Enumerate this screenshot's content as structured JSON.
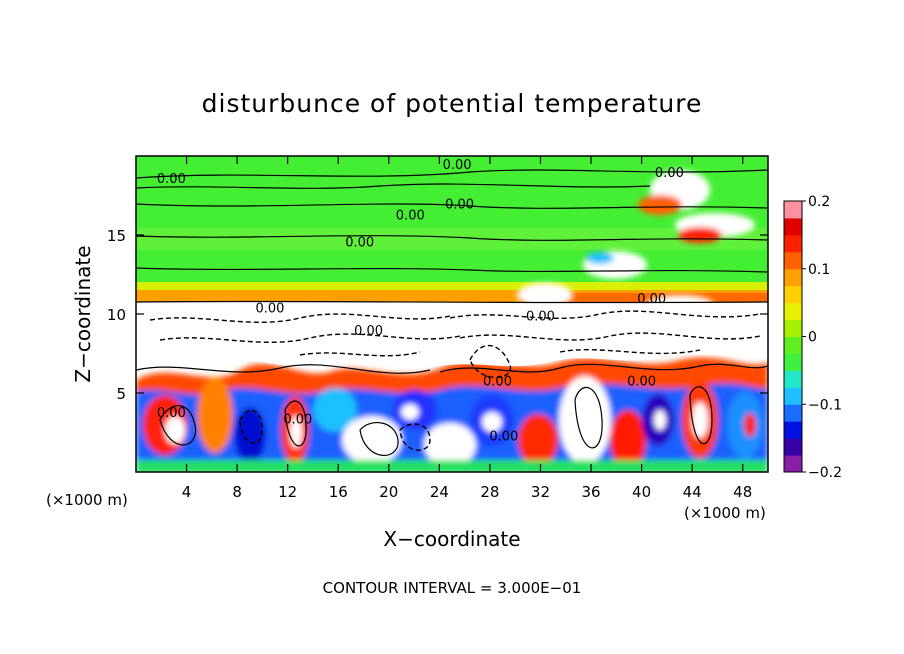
{
  "chart_data": {
    "type": "heatmap",
    "title": "disturbunce of potential temperature",
    "xlabel": "X−coordinate",
    "ylabel": "Z−coordinate",
    "x_unit": "(×1000 m)",
    "y_unit": "(×1000 m)",
    "xlim": [
      0,
      50
    ],
    "ylim": [
      0,
      20
    ],
    "x_ticks": [
      4,
      8,
      12,
      16,
      20,
      24,
      28,
      32,
      36,
      40,
      44,
      48
    ],
    "y_ticks": [
      5,
      10,
      15
    ],
    "colorbar": {
      "range": [
        -0.2,
        0.2
      ],
      "tick_values": [
        0.2,
        0.1,
        0,
        -0.1,
        -0.2
      ],
      "tick_labels": [
        "0.2",
        "0.1",
        "0",
        "−0.1",
        "−0.2"
      ],
      "colors": [
        "#8a1fa6",
        "#3a00a8",
        "#0010e0",
        "#1a6cff",
        "#1ec0ff",
        "#20e8c8",
        "#40f040",
        "#60f020",
        "#a8f000",
        "#e8f000",
        "#ffd000",
        "#ffa000",
        "#ff6000",
        "#ff2000",
        "#e00000",
        "#ff90a0"
      ]
    },
    "contour_labels": [
      {
        "text": "0.00",
        "x": 2.8,
        "z": 18.6
      },
      {
        "text": "0.00",
        "x": 25.4,
        "z": 19.5
      },
      {
        "text": "0.00",
        "x": 42.2,
        "z": 19.0
      },
      {
        "text": "0.00",
        "x": 25.6,
        "z": 17.0
      },
      {
        "text": "0.00",
        "x": 21.7,
        "z": 16.3
      },
      {
        "text": "0.00",
        "x": 17.7,
        "z": 14.6
      },
      {
        "text": "0.00",
        "x": 40.8,
        "z": 11.0
      },
      {
        "text": "0.00",
        "x": 10.6,
        "z": 10.4
      },
      {
        "text": "0.00",
        "x": 32.0,
        "z": 9.9
      },
      {
        "text": "0.00",
        "x": 18.4,
        "z": 9.0
      },
      {
        "text": "0.00",
        "x": 28.6,
        "z": 5.8
      },
      {
        "text": "0.00",
        "x": 40.0,
        "z": 5.8
      },
      {
        "text": "0.00",
        "x": 2.8,
        "z": 3.8
      },
      {
        "text": "0.00",
        "x": 12.8,
        "z": 3.4
      },
      {
        "text": "0.00",
        "x": 29.1,
        "z": 2.3
      }
    ],
    "footer": "CONTOUR INTERVAL = 3.000E−01"
  }
}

☆ ☆ ☆ ☆ ☆ ☆ ☆

TASK BRIEF: Quote all the records verbatim, dropping any pictures from your copy.

TASK SOLUTION:
Enumerate this screenshot's content as structured JSON.
{
  "chart_data": {
    "type": "heatmap",
    "title": "disturbunce of potential temperature",
    "xlabel": "X−coordinate",
    "ylabel": "Z−coordinate",
    "x_unit": "(×1000 m)",
    "y_unit": "(×1000 m)",
    "xlim": [
      0,
      50
    ],
    "ylim": [
      0,
      20
    ],
    "x_ticks": [
      4,
      8,
      12,
      16,
      20,
      24,
      28,
      32,
      36,
      40,
      44,
      48
    ],
    "y_ticks": [
      5,
      10,
      15
    ],
    "colorbar": {
      "range": [
        -0.2,
        0.2
      ],
      "tick_values": [
        0.2,
        0.1,
        0,
        -0.1,
        -0.2
      ],
      "tick_labels": [
        "0.2",
        "0.1",
        "0",
        "−0.1",
        "−0.2"
      ],
      "colors": [
        "#8a1fa6",
        "#3a00a8",
        "#0010e0",
        "#1a6cff",
        "#1ec0ff",
        "#20e8c8",
        "#40f040",
        "#60f020",
        "#a8f000",
        "#e8f000",
        "#ffd000",
        "#ffa000",
        "#ff6000",
        "#ff2000",
        "#e00000",
        "#ff90a0"
      ]
    },
    "contour_labels": [
      {
        "text": "0.00",
        "x": 2.8,
        "z": 18.6
      },
      {
        "text": "0.00",
        "x": 25.4,
        "z": 19.5
      },
      {
        "text": "0.00",
        "x": 42.2,
        "z": 19.0
      },
      {
        "text": "0.00",
        "x": 25.6,
        "z": 17.0
      },
      {
        "text": "0.00",
        "x": 21.7,
        "z": 16.3
      },
      {
        "text": "0.00",
        "x": 17.7,
        "z": 14.6
      },
      {
        "text": "0.00",
        "x": 40.8,
        "z": 11.0
      },
      {
        "text": "0.00",
        "x": 10.6,
        "z": 10.4
      },
      {
        "text": "0.00",
        "x": 32.0,
        "z": 9.9
      },
      {
        "text": "0.00",
        "x": 18.4,
        "z": 9.0
      },
      {
        "text": "0.00",
        "x": 28.6,
        "z": 5.8
      },
      {
        "text": "0.00",
        "x": 40.0,
        "z": 5.8
      },
      {
        "text": "0.00",
        "x": 2.8,
        "z": 3.8
      },
      {
        "text": "0.00",
        "x": 12.8,
        "z": 3.4
      },
      {
        "text": "0.00",
        "x": 29.1,
        "z": 2.3
      }
    ],
    "footer": "CONTOUR INTERVAL = 3.000E−01"
  }
}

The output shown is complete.